◆ Aim of the exercise ◆
Please write out the material that follows, exactly as it stands.

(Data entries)
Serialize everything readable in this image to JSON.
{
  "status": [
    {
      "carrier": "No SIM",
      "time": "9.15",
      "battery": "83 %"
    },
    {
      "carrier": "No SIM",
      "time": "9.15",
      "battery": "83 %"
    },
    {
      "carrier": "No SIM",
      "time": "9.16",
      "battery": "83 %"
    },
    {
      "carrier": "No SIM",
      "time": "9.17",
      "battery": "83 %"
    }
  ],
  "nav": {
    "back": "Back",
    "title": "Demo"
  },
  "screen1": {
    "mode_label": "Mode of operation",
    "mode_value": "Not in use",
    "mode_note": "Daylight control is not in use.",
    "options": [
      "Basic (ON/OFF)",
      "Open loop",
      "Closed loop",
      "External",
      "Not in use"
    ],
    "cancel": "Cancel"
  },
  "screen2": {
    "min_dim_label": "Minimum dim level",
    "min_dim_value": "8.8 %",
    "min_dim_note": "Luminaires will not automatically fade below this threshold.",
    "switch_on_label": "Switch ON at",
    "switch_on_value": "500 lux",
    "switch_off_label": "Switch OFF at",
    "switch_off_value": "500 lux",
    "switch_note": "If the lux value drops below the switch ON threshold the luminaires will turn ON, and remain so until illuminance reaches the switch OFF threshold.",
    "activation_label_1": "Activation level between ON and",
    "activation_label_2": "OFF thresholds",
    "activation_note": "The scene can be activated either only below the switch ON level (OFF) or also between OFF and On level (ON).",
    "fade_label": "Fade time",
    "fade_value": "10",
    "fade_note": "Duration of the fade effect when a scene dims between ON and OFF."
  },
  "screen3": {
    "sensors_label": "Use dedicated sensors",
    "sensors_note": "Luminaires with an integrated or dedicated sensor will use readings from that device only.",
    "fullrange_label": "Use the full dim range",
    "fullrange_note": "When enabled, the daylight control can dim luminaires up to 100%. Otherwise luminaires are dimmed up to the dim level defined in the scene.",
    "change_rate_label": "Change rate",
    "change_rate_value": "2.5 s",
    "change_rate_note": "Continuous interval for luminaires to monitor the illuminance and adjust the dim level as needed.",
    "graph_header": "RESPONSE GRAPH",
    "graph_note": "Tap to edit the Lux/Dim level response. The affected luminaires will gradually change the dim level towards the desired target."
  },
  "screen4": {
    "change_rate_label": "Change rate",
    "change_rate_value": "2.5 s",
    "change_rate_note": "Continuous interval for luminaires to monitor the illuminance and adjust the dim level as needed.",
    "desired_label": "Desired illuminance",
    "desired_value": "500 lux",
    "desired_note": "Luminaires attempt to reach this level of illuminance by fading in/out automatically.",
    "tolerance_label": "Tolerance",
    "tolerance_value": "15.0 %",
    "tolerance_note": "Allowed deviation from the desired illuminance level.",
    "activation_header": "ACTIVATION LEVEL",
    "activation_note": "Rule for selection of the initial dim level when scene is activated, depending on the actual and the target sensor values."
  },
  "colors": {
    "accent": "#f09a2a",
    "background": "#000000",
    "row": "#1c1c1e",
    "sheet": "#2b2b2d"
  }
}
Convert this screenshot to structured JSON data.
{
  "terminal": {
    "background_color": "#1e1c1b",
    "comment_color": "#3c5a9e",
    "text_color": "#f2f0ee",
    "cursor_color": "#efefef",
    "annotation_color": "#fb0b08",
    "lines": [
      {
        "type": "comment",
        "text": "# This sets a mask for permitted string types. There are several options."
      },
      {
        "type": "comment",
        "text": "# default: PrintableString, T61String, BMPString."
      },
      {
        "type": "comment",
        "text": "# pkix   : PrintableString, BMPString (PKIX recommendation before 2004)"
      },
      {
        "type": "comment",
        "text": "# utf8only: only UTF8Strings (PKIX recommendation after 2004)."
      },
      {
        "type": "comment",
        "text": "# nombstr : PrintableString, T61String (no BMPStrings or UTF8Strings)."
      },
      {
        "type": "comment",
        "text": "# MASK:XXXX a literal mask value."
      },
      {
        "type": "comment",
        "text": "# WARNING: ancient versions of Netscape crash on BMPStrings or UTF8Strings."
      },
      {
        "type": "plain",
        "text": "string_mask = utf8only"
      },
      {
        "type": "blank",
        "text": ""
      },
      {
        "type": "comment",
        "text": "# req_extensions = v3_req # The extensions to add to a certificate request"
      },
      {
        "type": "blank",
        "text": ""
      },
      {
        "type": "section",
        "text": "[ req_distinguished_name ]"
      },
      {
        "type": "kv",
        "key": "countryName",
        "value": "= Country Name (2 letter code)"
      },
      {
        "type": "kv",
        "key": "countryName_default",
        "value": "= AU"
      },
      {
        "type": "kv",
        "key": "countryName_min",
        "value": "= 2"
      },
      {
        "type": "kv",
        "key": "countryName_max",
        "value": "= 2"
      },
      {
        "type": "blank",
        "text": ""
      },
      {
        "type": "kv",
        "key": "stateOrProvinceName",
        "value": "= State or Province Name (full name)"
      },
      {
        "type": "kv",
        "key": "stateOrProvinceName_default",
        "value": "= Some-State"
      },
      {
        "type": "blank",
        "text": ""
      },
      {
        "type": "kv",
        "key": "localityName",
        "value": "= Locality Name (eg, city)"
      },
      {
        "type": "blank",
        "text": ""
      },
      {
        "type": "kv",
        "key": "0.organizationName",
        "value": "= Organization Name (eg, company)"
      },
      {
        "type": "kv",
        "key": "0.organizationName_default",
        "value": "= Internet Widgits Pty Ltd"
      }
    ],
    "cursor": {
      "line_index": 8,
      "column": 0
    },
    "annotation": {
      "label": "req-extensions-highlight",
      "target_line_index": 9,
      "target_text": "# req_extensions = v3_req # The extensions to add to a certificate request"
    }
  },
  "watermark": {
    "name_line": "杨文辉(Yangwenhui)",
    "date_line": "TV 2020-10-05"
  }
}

◆ Solution to this problem ◆
Serialize everything readable in this image to JSON.
{
  "status": [
    {
      "carrier": "No SIM",
      "time": "9.15",
      "battery": "83 %"
    },
    {
      "carrier": "No SIM",
      "time": "9.15",
      "battery": "83 %"
    },
    {
      "carrier": "No SIM",
      "time": "9.16",
      "battery": "83 %"
    },
    {
      "carrier": "No SIM",
      "time": "9.17",
      "battery": "83 %"
    }
  ],
  "nav": {
    "back": "Back",
    "title": "Demo"
  },
  "screen1": {
    "mode_label": "Mode of operation",
    "mode_value": "Not in use",
    "mode_note": "Daylight control is not in use.",
    "options": [
      "Basic (ON/OFF)",
      "Open loop",
      "Closed loop",
      "External",
      "Not in use"
    ],
    "cancel": "Cancel"
  },
  "screen2": {
    "min_dim_label": "Minimum dim level",
    "min_dim_value": "8.8 %",
    "min_dim_note": "Luminaires will not automatically fade below this threshold.",
    "switch_on_label": "Switch ON at",
    "switch_on_value": "500 lux",
    "switch_off_label": "Switch OFF at",
    "switch_off_value": "500 lux",
    "switch_note": "If the lux value drops below the switch ON threshold the luminaires will turn ON, and remain so until illuminance reaches the switch OFF threshold.",
    "activation_label_1": "Activation level between ON and",
    "activation_label_2": "OFF thresholds",
    "activation_note": "The scene can be activated either only below the switch ON level (OFF) or also between OFF and On level (ON).",
    "fade_label": "Fade time",
    "fade_value": "10",
    "fade_note": "Duration of the fade effect when a scene dims between ON and OFF."
  },
  "screen3": {
    "sensors_label": "Use dedicated sensors",
    "sensors_note": "Luminaires with an integrated or dedicated sensor will use readings from that device only.",
    "fullrange_label": "Use the full dim range",
    "fullrange_note": "When enabled, the daylight control can dim luminaires up to 100%. Otherwise luminaires are dimmed up to the dim level defined in the scene.",
    "change_rate_label": "Change rate",
    "change_rate_value": "2.5 s",
    "change_rate_note": "Continuous interval for luminaires to monitor the illuminance and adjust the dim level as needed.",
    "graph_header": "RESPONSE GRAPH",
    "graph_note": "Tap to edit the Lux/Dim level response. The affected luminaires will gradually change the dim level towards the desired target."
  },
  "screen4": {
    "change_rate_label": "Change rate",
    "change_rate_value": "2.5 s",
    "change_rate_note": "Continuous interval for luminaires to monitor the illuminance and adjust the dim level as needed.",
    "desired_label": "Desired illuminance",
    "desired_value": "500 lux",
    "desired_note": "Luminaires attempt to reach this level of illuminance by fading in/out automatically.",
    "tolerance_label": "Tolerance",
    "tolerance_value": "15.0 %",
    "tolerance_note": "Allowed deviation from the desired illuminance level.",
    "activation_header": "ACTIVATION LEVEL",
    "activation_note": "Rule for selection of the initial dim level when scene is activated, depending on the actual and the target sensor values."
  },
  "colors": {
    "accent": "#f09a2a",
    "background": "#000000",
    "row": "#1c1c1e",
    "sheet": "#2b2b2d"
  }
}
Convert this screenshot to structured JSON data.
{
  "terminal": {
    "background_color": "#1e1c1b",
    "comment_color": "#3c5a9e",
    "text_color": "#f2f0ee",
    "cursor_color": "#efefef",
    "annotation_color": "#fb0b08",
    "lines": [
      {
        "type": "comment",
        "text": "# This sets a mask for permitted string types. There are several options."
      },
      {
        "type": "comment",
        "text": "# default: PrintableString, T61String, BMPString."
      },
      {
        "type": "comment",
        "text": "# pkix   : PrintableString, BMPString (PKIX recommendation before 2004)"
      },
      {
        "type": "comment",
        "text": "# utf8only: only UTF8Strings (PKIX recommendation after 2004)."
      },
      {
        "type": "comment",
        "text": "# nombstr : PrintableString, T61String (no BMPStrings or UTF8Strings)."
      },
      {
        "type": "comment",
        "text": "# MASK:XXXX a literal mask value."
      },
      {
        "type": "comment",
        "text": "# WARNING: ancient versions of Netscape crash on BMPStrings or UTF8Strings."
      },
      {
        "type": "plain",
        "text": "string_mask = utf8only"
      },
      {
        "type": "blank",
        "text": ""
      },
      {
        "type": "comment",
        "text": "# req_extensions = v3_req # The extensions to add to a certificate request"
      },
      {
        "type": "blank",
        "text": ""
      },
      {
        "type": "section",
        "text": "[ req_distinguished_name ]"
      },
      {
        "type": "kv",
        "key": "countryName",
        "value": "= Country Name (2 letter code)"
      },
      {
        "type": "kv",
        "key": "countryName_default",
        "value": "= AU"
      },
      {
        "type": "kv",
        "key": "countryName_min",
        "value": "= 2"
      },
      {
        "type": "kv",
        "key": "countryName_max",
        "value": "= 2"
      },
      {
        "type": "blank",
        "text": ""
      },
      {
        "type": "kv",
        "key": "stateOrProvinceName",
        "value": "= State or Province Name (full name)"
      },
      {
        "type": "kv",
        "key": "stateOrProvinceName_default",
        "value": "= Some-State"
      },
      {
        "type": "blank",
        "text": ""
      },
      {
        "type": "kv",
        "key": "localityName",
        "value": "= Locality Name (eg, city)"
      },
      {
        "type": "blank",
        "text": ""
      },
      {
        "type": "kv",
        "key": "0.organizationName",
        "value": "= Organization Name (eg, company)"
      },
      {
        "type": "kv",
        "key": "0.organizationName_default",
        "value": "= Internet Widgits Pty Ltd"
      }
    ],
    "cursor": {
      "line_index": 8,
      "column": 0
    },
    "annotation": {
      "label": "req-extensions-highlight",
      "target_line_index": 9,
      "target_text": "# req_extensions = v3_req # The extensions to add to a certificate request"
    }
  },
  "watermark": {
    "name_line": "杨文辉(Yangwenhui)",
    "date_line": "TV 2020-10-05"
  }
}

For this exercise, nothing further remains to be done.